REQUIREMENT: Pictures do not belong in the copy; transcribe everything else in the records exactly.
# start of RAW DATA
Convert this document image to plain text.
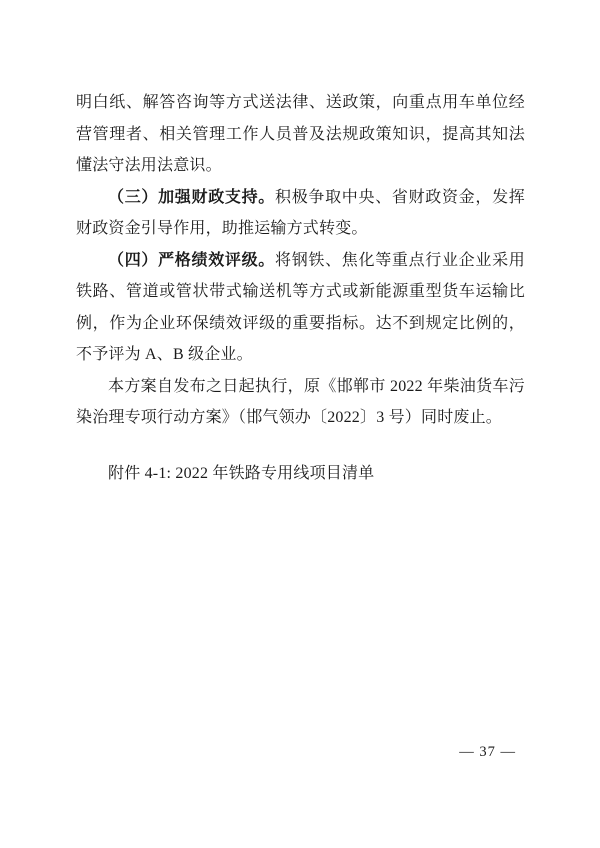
明白纸、解答咨询等方式送法律、送政策，向重点用车单位经营管理者、相关管理工作人员普及法规政策知识，提高其知法懂法守法用法意识。

（三）加强财政支持。积极争取中央、省财政资金，发挥财政资金引导作用，助推运输方式转变。

（四）严格绩效评级。将钢铁、焦化等重点行业企业采用铁路、管道或管状带式输送机等方式或新能源重型货车运输比例，作为企业环保绩效评级的重要指标。达不到规定比例的，不予评为 A、B 级企业。

本方案自发布之日起执行，原《邯郸市 2022 年柴油货车污染治理专项行动方案》（邯气领办〔2022〕3 号）同时废止。

附件 4-1: 2022 年铁路专用线项目清单

— 37 —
# end of RAW DATA
ANSWER TO THE EXERCISE:
Convert this document image to plain text.
明白纸、解答咨询等方式送法律、送政策，向重点用车单位经营管理者、相关管理工作人员普及法规政策知识，提高其知法懂法守法用法意识。

（三）加强财政支持。积极争取中央、省财政资金，发挥财政资金引导作用，助推运输方式转变。

（四）严格绩效评级。将钢铁、焦化等重点行业企业采用铁路、管道或管状带式输送机等方式或新能源重型货车运输比例，作为企业环保绩效评级的重要指标。达不到规定比例的，不予评为 A、B 级企业。

本方案自发布之日起执行，原《邯郸市 2022 年柴油货车污染治理专项行动方案》（邯气领办〔2022〕3 号）同时废止。

附件 4-1: 2022 年铁路专用线项目清单

— 37 —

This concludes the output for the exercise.